'''

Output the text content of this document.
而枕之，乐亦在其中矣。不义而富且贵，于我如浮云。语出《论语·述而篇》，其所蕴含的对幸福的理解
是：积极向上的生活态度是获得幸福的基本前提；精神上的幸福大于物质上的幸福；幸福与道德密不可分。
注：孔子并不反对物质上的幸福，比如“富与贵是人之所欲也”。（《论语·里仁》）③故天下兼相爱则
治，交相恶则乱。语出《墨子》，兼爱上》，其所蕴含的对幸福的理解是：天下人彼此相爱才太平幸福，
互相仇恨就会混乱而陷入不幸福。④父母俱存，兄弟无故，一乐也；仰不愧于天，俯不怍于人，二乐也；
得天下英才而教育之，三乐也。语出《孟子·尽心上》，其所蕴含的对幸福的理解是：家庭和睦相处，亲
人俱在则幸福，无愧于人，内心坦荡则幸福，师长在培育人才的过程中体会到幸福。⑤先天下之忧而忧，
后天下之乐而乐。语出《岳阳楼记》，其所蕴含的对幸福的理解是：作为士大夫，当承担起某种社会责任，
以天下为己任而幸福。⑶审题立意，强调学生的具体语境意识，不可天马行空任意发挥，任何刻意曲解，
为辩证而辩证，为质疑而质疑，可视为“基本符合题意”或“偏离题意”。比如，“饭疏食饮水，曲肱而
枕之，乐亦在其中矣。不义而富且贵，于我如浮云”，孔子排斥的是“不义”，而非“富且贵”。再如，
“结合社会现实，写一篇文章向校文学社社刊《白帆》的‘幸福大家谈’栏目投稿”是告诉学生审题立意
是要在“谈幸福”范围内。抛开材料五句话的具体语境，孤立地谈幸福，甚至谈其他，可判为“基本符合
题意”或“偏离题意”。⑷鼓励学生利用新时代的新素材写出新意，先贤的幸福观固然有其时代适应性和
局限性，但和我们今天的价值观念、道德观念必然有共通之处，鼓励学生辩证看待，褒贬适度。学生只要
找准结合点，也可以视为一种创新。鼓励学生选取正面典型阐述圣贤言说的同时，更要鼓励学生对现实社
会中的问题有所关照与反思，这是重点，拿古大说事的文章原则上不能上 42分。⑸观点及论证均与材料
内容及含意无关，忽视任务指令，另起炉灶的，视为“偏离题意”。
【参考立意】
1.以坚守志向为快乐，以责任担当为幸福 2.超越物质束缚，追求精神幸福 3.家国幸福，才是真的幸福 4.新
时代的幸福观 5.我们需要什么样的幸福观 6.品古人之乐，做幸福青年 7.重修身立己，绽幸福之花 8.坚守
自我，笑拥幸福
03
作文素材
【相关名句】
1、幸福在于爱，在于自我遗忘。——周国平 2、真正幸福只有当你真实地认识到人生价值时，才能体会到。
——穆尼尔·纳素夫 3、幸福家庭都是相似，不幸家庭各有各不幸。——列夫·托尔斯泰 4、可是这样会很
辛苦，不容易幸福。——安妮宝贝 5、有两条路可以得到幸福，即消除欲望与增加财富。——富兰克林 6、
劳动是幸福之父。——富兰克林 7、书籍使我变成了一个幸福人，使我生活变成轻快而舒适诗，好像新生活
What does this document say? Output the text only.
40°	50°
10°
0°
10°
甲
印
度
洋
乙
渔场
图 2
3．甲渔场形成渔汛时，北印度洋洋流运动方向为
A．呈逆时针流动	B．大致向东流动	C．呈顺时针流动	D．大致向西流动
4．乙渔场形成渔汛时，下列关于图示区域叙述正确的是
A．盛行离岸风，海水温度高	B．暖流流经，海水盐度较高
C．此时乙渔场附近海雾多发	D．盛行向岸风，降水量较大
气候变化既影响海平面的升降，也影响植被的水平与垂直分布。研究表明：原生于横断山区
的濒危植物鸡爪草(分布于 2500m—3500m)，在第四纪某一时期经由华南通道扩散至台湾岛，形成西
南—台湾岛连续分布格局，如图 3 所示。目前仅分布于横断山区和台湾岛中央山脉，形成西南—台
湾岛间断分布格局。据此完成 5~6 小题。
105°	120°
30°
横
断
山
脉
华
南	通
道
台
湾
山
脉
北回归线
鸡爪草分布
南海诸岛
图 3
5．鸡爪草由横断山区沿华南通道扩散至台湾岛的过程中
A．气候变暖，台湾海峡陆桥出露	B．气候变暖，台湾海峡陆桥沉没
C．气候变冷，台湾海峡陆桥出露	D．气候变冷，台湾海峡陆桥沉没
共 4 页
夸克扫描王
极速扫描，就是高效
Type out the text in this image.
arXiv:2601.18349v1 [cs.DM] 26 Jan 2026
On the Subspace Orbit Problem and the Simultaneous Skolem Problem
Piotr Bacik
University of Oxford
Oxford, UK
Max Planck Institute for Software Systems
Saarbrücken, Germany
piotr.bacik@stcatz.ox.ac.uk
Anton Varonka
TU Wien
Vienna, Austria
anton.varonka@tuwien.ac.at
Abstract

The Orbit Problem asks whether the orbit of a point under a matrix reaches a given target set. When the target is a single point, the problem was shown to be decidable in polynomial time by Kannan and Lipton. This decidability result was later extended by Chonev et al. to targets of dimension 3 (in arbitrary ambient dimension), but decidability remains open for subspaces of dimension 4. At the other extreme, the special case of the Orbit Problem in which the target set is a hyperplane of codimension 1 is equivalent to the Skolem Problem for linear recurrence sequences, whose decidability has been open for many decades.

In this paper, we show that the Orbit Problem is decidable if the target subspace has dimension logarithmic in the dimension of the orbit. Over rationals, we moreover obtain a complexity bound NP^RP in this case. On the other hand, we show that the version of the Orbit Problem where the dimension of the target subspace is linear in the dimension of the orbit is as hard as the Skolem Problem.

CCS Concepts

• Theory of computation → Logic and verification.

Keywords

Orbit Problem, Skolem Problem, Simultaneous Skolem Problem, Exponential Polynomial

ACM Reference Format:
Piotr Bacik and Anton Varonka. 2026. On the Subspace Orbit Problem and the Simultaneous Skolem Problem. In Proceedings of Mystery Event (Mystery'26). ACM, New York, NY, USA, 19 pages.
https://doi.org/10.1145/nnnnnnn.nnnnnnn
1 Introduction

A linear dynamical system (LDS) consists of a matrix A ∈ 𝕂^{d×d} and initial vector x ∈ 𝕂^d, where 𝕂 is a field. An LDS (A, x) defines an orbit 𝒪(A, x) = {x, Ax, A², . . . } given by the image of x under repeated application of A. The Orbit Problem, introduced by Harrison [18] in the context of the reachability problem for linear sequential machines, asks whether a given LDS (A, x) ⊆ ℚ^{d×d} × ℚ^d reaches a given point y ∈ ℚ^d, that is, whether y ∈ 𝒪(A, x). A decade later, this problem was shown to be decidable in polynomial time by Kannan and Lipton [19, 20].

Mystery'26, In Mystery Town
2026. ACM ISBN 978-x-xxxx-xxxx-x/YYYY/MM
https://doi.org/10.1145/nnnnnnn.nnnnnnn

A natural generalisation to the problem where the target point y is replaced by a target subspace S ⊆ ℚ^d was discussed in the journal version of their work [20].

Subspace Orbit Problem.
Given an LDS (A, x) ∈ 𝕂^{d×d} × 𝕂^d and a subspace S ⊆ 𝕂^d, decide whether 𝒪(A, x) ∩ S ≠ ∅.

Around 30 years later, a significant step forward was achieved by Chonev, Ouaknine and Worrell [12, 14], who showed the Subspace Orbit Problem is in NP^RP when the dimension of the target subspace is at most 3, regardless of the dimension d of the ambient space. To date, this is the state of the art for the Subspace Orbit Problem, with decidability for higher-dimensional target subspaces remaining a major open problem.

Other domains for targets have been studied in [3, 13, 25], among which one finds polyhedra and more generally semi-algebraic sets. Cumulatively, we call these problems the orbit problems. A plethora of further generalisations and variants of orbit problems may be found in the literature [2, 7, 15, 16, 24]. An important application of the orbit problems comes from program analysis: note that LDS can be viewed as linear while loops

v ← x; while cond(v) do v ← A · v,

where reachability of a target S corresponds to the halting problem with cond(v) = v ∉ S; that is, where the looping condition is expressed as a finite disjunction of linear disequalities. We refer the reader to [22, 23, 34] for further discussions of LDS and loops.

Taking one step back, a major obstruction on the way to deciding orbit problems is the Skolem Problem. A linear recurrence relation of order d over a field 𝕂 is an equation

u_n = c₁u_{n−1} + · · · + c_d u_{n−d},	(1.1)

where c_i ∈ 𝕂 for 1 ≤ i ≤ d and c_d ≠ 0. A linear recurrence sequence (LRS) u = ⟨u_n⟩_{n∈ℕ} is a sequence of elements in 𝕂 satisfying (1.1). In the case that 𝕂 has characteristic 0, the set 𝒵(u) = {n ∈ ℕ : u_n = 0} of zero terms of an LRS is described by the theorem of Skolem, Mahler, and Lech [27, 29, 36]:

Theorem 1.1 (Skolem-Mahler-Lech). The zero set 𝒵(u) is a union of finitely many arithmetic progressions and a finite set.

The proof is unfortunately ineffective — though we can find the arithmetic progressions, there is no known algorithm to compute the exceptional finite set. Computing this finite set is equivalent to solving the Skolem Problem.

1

'''

What to do =>
Take every line from the data above that holds "image" and copy it out.

Answer to this exercise =>
Type out the text in this image.
A linear dynamical system (LDS) consists of a matrix A ∈ 𝕂^{d×d} and initial vector x ∈ 𝕂^d, where 𝕂 is a field. An LDS (A, x) defines an orbit 𝒪(A, x) = {x, Ax, A², . . . } given by the image of x under repeated application of A. The Orbit Problem, introduced by Harrison [18] in the context of the reachability problem for linear sequential machines, asks whether a given LDS (A, x) ⊆ ℚ^{d×d} × ℚ^d reaches a given point y ∈ ℚ^d, that is, whether y ∈ 𝒪(A, x). A decade later, this problem was shown to be decidable in polynomial time by Kannan and Lipton [19, 20].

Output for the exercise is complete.